Task statement
Reproduce the whole listing, character for character.

Input records
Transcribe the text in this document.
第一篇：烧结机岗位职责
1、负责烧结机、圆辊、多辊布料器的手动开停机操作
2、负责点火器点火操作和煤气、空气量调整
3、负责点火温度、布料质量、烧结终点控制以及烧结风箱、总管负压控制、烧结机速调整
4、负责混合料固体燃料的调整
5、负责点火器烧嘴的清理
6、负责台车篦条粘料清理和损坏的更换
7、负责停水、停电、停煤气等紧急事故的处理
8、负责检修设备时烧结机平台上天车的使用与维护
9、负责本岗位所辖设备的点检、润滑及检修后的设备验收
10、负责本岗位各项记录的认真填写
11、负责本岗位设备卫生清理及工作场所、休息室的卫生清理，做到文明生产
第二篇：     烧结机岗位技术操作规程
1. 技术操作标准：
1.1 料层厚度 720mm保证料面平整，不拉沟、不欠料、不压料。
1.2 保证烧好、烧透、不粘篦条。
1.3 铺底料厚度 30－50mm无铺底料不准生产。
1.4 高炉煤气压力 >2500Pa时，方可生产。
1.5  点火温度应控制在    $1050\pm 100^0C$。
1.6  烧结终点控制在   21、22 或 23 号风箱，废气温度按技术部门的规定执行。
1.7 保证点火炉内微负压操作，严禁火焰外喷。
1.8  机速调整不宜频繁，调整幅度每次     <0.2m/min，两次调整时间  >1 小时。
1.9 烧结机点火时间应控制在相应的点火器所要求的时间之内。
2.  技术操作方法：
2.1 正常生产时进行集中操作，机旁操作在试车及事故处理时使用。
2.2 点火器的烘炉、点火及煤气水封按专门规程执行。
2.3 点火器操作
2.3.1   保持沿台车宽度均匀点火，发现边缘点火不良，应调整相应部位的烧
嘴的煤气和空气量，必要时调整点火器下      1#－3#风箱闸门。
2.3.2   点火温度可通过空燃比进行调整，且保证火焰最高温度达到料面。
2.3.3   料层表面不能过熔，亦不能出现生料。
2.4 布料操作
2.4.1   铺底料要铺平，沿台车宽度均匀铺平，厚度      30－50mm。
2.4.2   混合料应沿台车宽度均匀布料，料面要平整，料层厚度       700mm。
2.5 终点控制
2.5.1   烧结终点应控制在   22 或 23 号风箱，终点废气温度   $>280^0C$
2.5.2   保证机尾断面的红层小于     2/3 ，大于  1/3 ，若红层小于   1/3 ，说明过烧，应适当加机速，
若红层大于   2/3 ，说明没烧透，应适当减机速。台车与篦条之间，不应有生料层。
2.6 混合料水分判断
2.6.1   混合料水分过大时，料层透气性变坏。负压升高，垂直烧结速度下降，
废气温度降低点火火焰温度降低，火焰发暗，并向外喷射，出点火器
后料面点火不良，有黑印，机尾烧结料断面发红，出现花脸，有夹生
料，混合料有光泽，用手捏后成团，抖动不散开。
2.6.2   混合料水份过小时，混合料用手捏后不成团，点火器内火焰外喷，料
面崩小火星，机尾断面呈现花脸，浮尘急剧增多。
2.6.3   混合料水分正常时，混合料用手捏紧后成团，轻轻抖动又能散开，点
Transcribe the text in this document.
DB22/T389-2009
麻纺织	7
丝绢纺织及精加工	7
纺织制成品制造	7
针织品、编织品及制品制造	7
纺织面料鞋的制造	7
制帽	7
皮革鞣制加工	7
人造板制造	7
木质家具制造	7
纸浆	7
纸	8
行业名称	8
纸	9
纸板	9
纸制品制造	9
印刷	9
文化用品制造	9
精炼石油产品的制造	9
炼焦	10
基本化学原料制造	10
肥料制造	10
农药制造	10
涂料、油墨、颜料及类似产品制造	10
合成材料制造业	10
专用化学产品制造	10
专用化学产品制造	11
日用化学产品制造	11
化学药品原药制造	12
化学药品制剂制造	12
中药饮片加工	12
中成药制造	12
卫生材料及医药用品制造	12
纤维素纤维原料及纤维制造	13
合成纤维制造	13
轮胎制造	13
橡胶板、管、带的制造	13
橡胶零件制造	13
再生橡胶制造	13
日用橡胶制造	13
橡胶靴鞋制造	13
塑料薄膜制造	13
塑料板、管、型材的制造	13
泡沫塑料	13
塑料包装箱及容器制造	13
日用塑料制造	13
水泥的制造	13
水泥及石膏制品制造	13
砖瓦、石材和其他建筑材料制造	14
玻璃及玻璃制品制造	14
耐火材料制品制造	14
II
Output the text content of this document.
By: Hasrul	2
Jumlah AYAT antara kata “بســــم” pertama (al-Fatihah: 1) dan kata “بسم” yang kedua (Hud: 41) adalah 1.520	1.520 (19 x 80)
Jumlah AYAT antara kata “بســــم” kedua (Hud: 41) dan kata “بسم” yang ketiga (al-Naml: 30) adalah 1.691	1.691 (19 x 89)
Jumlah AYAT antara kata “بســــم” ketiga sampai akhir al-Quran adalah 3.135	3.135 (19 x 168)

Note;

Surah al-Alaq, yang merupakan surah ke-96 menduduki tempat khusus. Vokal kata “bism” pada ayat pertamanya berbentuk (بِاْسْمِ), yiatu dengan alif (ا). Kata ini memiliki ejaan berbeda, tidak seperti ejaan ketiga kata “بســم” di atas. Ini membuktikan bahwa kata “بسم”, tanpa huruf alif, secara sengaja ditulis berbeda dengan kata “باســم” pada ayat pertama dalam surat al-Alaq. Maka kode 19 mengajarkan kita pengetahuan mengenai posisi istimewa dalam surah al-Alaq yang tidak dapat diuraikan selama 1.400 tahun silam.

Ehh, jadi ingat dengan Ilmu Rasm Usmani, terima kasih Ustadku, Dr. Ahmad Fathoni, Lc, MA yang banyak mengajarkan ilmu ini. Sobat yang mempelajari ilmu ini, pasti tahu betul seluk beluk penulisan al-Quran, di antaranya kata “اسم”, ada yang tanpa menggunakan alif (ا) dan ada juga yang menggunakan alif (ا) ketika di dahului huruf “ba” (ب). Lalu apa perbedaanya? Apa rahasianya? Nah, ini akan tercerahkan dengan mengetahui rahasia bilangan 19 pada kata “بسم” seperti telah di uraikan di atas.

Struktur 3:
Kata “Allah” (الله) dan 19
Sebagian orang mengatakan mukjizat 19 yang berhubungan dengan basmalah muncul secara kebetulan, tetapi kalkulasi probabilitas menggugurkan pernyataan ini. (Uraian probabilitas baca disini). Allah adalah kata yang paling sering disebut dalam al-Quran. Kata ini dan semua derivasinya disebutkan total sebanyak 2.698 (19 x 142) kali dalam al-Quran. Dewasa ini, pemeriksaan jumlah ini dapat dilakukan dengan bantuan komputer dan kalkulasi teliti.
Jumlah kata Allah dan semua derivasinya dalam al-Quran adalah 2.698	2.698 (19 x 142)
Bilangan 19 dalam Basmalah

Exercise solution
Transcribe the text in this document.
第一篇：烧结机岗位职责
1、负责烧结机、圆辊、多辊布料器的手动开停机操作
2、负责点火器点火操作和煤气、空气量调整
3、负责点火温度、布料质量、烧结终点控制以及烧结风箱、总管负压控制、烧结机速调整
4、负责混合料固体燃料的调整
5、负责点火器烧嘴的清理
6、负责台车篦条粘料清理和损坏的更换
7、负责停水、停电、停煤气等紧急事故的处理
8、负责检修设备时烧结机平台上天车的使用与维护
9、负责本岗位所辖设备的点检、润滑及检修后的设备验收
10、负责本岗位各项记录的认真填写
11、负责本岗位设备卫生清理及工作场所、休息室的卫生清理，做到文明生产
第二篇：     烧结机岗位技术操作规程
1. 技术操作标准：
1.1 料层厚度 720mm保证料面平整，不拉沟、不欠料、不压料。
1.2 保证烧好、烧透、不粘篦条。
1.3 铺底料厚度 30－50mm无铺底料不准生产。
1.4 高炉煤气压力 >2500Pa时，方可生产。
1.5  点火温度应控制在    $1050\pm 100^0C$。
1.6  烧结终点控制在   21、22 或 23 号风箱，废气温度按技术部门的规定执行。
1.7 保证点火炉内微负压操作，严禁火焰外喷。
1.8  机速调整不宜频繁，调整幅度每次     <0.2m/min，两次调整时间  >1 小时。
1.9 烧结机点火时间应控制在相应的点火器所要求的时间之内。
2.  技术操作方法：
2.1 正常生产时进行集中操作，机旁操作在试车及事故处理时使用。
2.2 点火器的烘炉、点火及煤气水封按专门规程执行。
2.3 点火器操作
2.3.1   保持沿台车宽度均匀点火，发现边缘点火不良，应调整相应部位的烧
嘴的煤气和空气量，必要时调整点火器下      1#－3#风箱闸门。
2.3.2   点火温度可通过空燃比进行调整，且保证火焰最高温度达到料面。
2.3.3   料层表面不能过熔，亦不能出现生料。
2.4 布料操作
2.4.1   铺底料要铺平，沿台车宽度均匀铺平，厚度      30－50mm。
2.4.2   混合料应沿台车宽度均匀布料，料面要平整，料层厚度       700mm。
2.5 终点控制
2.5.1   烧结终点应控制在   22 或 23 号风箱，终点废气温度   $>280^0C$
2.5.2   保证机尾断面的红层小于     2/3 ，大于  1/3 ，若红层小于   1/3 ，说明过烧，应适当加机速，
若红层大于   2/3 ，说明没烧透，应适当减机速。台车与篦条之间，不应有生料层。
2.6 混合料水分判断
2.6.1   混合料水分过大时，料层透气性变坏。负压升高，垂直烧结速度下降，
废气温度降低点火火焰温度降低，火焰发暗，并向外喷射，出点火器
后料面点火不良，有黑印，机尾烧结料断面发红，出现花脸，有夹生
料，混合料有光泽，用手捏后成团，抖动不散开。
2.6.2   混合料水份过小时，混合料用手捏后不成团，点火器内火焰外喷，料
面崩小火星，机尾断面呈现花脸，浮尘急剧增多。
2.6.3   混合料水分正常时，混合料用手捏紧后成团，轻轻抖动又能散开，点
Transcribe the text in this document.
DB22/T389-2009
麻纺织	7
丝绢纺织及精加工	7
纺织制成品制造	7
针织品、编织品及制品制造	7
纺织面料鞋的制造	7
制帽	7
皮革鞣制加工	7
人造板制造	7
木质家具制造	7
纸浆	7
纸	8
行业名称	8
纸	9
纸板	9
纸制品制造	9
印刷	9
文化用品制造	9
精炼石油产品的制造	9
炼焦	10
基本化学原料制造	10
肥料制造	10
农药制造	10
涂料、油墨、颜料及类似产品制造	10
合成材料制造业	10
专用化学产品制造	10
专用化学产品制造	11
日用化学产品制造	11
化学药品原药制造	12
化学药品制剂制造	12
中药饮片加工	12
中成药制造	12
卫生材料及医药用品制造	12
纤维素纤维原料及纤维制造	13
合成纤维制造	13
轮胎制造	13
橡胶板、管、带的制造	13
橡胶零件制造	13
再生橡胶制造	13
日用橡胶制造	13
橡胶靴鞋制造	13
塑料薄膜制造	13
塑料板、管、型材的制造	13
泡沫塑料	13
塑料包装箱及容器制造	13
日用塑料制造	13
水泥的制造	13
水泥及石膏制品制造	13
砖瓦、石材和其他建筑材料制造	14
玻璃及玻璃制品制造	14
耐火材料制品制造	14
II
Output the text content of this document.
By: Hasrul	2
Jumlah AYAT antara kata “بســــم” pertama (al-Fatihah: 1) dan kata “بسم” yang kedua (Hud: 41) adalah 1.520	1.520 (19 x 80)
Jumlah AYAT antara kata “بســــم” kedua (Hud: 41) dan kata “بسم” yang ketiga (al-Naml: 30) adalah 1.691	1.691 (19 x 89)
Jumlah AYAT antara kata “بســــم” ketiga sampai akhir al-Quran adalah 3.135	3.135 (19 x 168)

Note;

Surah al-Alaq, yang merupakan surah ke-96 menduduki tempat khusus. Vokal kata “bism” pada ayat pertamanya berbentuk (بِاْسْمِ), yiatu dengan alif (ا). Kata ini memiliki ejaan berbeda, tidak seperti ejaan ketiga kata “بســم” di atas. Ini membuktikan bahwa kata “بسم”, tanpa huruf alif, secara sengaja ditulis berbeda dengan kata “باســم” pada ayat pertama dalam surat al-Alaq. Maka kode 19 mengajarkan kita pengetahuan mengenai posisi istimewa dalam surah al-Alaq yang tidak dapat diuraikan selama 1.400 tahun silam.

Ehh, jadi ingat dengan Ilmu Rasm Usmani, terima kasih Ustadku, Dr. Ahmad Fathoni, Lc, MA yang banyak mengajarkan ilmu ini. Sobat yang mempelajari ilmu ini, pasti tahu betul seluk beluk penulisan al-Quran, di antaranya kata “اسم”, ada yang tanpa menggunakan alif (ا) dan ada juga yang menggunakan alif (ا) ketika di dahului huruf “ba” (ب). Lalu apa perbedaanya? Apa rahasianya? Nah, ini akan tercerahkan dengan mengetahui rahasia bilangan 19 pada kata “بسم” seperti telah di uraikan di atas.

Struktur 3:
Kata “Allah” (الله) dan 19
Sebagian orang mengatakan mukjizat 19 yang berhubungan dengan basmalah muncul secara kebetulan, tetapi kalkulasi probabilitas menggugurkan pernyataan ini. (Uraian probabilitas baca disini). Allah adalah kata yang paling sering disebut dalam al-Quran. Kata ini dan semua derivasinya disebutkan total sebanyak 2.698 (19 x 142) kali dalam al-Quran. Dewasa ini, pemeriksaan jumlah ini dapat dilakukan dengan bantuan komputer dan kalkulasi teliti.
Jumlah kata Allah dan semua derivasinya dalam al-Quran adalah 2.698	2.698 (19 x 142)
Bilangan 19 dalam Basmalah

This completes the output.